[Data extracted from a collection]
•••

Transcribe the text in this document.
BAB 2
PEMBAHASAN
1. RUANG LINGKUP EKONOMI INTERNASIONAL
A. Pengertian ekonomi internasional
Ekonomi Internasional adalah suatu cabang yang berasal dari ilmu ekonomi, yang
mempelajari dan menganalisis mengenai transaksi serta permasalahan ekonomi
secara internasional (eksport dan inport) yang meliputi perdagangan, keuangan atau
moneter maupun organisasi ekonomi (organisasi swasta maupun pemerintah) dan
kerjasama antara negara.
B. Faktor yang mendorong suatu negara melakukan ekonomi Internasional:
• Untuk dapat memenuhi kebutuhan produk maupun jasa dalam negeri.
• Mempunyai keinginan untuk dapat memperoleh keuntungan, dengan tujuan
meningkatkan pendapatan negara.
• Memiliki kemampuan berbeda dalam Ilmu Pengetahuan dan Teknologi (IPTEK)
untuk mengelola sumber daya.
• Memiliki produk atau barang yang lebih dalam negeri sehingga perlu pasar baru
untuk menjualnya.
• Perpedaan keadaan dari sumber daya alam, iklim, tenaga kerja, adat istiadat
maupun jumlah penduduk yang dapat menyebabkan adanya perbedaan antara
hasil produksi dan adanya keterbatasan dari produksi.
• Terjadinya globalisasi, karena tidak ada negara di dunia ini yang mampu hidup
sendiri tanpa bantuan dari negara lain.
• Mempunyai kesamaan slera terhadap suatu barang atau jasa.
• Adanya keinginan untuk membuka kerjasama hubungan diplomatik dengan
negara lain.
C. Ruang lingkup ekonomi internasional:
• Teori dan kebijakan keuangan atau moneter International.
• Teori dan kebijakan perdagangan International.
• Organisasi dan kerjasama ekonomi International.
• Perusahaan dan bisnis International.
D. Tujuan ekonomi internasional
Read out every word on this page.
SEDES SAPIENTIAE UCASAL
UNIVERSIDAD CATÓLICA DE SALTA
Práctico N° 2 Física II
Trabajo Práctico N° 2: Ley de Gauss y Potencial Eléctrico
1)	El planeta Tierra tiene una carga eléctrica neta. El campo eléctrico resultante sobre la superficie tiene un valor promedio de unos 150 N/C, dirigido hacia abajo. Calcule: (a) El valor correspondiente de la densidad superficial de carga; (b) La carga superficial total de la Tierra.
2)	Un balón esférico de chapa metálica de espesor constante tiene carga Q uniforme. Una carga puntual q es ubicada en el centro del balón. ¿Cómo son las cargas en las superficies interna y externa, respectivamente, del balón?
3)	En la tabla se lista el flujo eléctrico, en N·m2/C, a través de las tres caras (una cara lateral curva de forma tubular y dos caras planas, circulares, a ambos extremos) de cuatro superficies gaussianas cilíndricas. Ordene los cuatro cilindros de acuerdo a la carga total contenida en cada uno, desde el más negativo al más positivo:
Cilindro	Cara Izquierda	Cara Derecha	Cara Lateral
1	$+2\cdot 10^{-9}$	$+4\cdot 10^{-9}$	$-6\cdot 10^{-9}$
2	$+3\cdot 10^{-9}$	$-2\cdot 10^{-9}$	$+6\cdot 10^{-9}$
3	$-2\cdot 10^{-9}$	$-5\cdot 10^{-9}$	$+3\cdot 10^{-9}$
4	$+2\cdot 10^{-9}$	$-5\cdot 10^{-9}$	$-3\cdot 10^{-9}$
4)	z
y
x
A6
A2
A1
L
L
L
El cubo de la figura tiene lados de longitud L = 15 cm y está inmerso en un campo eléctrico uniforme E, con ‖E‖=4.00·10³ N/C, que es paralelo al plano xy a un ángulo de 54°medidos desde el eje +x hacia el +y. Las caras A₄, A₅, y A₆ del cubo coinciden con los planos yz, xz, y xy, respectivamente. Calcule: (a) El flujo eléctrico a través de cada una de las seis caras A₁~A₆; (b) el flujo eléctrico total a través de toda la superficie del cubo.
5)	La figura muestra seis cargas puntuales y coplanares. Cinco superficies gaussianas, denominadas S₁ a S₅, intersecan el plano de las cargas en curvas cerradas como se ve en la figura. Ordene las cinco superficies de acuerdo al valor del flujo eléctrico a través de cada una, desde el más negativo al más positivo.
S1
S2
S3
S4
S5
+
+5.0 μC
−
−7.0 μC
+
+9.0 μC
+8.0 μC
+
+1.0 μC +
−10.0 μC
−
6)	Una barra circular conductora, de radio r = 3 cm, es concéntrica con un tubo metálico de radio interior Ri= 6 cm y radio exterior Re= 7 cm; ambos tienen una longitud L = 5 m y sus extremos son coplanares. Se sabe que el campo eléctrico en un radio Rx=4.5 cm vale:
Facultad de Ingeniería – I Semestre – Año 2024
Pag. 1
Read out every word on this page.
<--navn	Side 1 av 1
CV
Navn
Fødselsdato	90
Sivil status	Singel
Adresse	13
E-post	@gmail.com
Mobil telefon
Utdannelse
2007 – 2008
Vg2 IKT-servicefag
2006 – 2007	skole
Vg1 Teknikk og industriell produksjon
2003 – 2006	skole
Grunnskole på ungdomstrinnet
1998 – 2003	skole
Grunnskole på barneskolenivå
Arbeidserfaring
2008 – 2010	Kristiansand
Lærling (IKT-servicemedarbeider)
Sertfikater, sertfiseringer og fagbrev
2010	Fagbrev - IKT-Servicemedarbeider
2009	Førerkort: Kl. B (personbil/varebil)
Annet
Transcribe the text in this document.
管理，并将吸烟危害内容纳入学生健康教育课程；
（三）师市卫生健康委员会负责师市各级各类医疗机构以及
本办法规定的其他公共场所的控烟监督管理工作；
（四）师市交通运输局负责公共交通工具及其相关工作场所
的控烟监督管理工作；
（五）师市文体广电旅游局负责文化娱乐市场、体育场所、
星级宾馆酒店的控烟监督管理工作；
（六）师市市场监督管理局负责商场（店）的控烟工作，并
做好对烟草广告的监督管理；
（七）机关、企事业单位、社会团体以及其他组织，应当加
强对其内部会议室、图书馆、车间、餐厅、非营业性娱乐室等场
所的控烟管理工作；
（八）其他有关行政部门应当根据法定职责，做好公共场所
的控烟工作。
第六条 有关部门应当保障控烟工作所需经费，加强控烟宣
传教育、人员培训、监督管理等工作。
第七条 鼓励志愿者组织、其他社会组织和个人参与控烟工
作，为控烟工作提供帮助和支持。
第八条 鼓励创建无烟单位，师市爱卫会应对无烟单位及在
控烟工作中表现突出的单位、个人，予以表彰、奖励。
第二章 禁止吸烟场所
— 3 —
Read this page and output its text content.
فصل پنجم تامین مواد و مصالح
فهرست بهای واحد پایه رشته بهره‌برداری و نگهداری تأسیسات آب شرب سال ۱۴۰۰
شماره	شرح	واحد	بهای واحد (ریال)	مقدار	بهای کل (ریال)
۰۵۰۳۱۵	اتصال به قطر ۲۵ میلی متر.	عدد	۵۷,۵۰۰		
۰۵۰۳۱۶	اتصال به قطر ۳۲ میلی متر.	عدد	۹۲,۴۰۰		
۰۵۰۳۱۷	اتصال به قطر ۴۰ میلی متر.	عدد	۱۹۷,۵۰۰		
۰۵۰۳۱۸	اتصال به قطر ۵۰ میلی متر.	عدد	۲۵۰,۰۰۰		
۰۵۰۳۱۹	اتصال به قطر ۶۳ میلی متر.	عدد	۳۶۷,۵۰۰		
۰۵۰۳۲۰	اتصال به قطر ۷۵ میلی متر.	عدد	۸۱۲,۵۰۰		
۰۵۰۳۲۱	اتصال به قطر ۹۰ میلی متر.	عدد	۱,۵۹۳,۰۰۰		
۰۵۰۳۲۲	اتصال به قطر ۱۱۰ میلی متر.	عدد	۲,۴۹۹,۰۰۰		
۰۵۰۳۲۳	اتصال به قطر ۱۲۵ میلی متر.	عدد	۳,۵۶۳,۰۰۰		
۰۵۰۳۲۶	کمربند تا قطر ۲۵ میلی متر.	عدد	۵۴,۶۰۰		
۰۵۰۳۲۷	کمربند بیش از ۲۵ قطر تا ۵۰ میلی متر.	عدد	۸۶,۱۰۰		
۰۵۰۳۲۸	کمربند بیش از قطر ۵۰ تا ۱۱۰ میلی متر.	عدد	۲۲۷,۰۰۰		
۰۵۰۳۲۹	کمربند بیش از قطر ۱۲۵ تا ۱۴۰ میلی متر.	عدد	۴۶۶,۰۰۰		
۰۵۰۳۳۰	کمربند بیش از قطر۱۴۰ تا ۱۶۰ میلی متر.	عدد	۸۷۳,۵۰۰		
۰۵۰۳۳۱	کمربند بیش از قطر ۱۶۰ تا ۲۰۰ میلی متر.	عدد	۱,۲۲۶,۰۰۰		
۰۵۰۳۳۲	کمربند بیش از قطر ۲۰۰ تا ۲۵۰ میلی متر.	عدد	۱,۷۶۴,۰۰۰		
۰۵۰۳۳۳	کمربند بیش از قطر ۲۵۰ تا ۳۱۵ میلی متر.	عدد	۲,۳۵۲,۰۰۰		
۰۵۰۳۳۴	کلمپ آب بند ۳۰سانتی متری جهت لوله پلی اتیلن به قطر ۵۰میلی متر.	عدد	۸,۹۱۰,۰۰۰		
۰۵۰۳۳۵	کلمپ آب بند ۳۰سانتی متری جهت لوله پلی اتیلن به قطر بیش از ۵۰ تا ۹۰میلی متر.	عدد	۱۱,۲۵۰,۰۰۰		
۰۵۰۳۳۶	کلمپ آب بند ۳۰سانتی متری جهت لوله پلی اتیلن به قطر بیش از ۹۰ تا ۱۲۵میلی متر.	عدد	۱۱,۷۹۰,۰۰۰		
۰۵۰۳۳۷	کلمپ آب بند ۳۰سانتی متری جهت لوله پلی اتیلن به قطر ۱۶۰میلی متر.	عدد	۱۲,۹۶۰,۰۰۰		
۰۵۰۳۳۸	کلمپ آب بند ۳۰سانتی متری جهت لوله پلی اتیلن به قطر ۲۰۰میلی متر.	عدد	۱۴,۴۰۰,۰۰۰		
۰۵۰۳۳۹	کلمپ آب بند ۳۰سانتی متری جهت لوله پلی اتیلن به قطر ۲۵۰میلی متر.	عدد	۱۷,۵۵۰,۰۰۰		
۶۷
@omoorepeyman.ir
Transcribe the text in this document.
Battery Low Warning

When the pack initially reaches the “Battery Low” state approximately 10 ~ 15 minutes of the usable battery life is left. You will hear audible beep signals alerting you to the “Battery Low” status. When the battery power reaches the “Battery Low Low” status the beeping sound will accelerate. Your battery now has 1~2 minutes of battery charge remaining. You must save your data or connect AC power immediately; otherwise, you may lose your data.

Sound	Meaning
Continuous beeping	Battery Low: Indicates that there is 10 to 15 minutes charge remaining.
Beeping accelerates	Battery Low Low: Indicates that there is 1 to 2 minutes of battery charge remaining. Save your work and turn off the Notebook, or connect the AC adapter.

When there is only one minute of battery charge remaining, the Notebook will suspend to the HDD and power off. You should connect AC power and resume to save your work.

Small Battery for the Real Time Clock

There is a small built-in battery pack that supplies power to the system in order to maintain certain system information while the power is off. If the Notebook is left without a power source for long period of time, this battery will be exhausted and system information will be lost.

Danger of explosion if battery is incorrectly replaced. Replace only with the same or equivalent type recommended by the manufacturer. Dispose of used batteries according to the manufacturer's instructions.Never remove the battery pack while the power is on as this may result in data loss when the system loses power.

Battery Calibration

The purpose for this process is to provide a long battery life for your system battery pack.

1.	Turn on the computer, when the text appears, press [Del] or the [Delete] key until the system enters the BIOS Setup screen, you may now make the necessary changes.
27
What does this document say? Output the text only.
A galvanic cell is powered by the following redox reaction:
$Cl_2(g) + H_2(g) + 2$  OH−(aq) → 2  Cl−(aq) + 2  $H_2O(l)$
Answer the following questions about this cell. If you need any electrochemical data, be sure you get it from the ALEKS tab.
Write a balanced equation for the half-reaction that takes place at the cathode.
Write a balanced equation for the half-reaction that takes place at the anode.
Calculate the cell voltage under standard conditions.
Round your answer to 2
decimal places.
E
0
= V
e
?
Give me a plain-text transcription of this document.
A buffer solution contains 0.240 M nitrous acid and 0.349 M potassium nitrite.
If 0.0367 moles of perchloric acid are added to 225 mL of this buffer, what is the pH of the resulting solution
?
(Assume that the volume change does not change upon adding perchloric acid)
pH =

•••

Exercise task:
Using the material above, report each line where "اتصال" occurs.

Written response:
۰۵۰۳۱۵	اتصال به قطر ۲۵ میلی متر.	عدد	۵۷,۵۰۰		
۰۵۰۳۱۶	اتصال به قطر ۳۲ میلی متر.	عدد	۹۲,۴۰۰		
۰۵۰۳۱۷	اتصال به قطر ۴۰ میلی متر.	عدد	۱۹۷,۵۰۰		
۰۵۰۳۱۸	اتصال به قطر ۵۰ میلی متر.	عدد	۲۵۰,۰۰۰		
۰۵۰۳۱۹	اتصال به قطر ۶۳ میلی متر.	عدد	۳۶۷,۵۰۰		
۰۵۰۳۲۰	اتصال به قطر ۷۵ میلی متر.	عدد	۸۱۲,۵۰۰		
۰۵۰۳۲۱	اتصال به قطر ۹۰ میلی متر.	عدد	۱,۵۹۳,۰۰۰		
۰۵۰۳۲۲	اتصال به قطر ۱۱۰ میلی متر.	عدد	۲,۴۹۹,۰۰۰		
۰۵۰۳۲۳	اتصال به قطر ۱۲۵ میلی متر.	عدد	۳,۵۶۳,۰۰۰		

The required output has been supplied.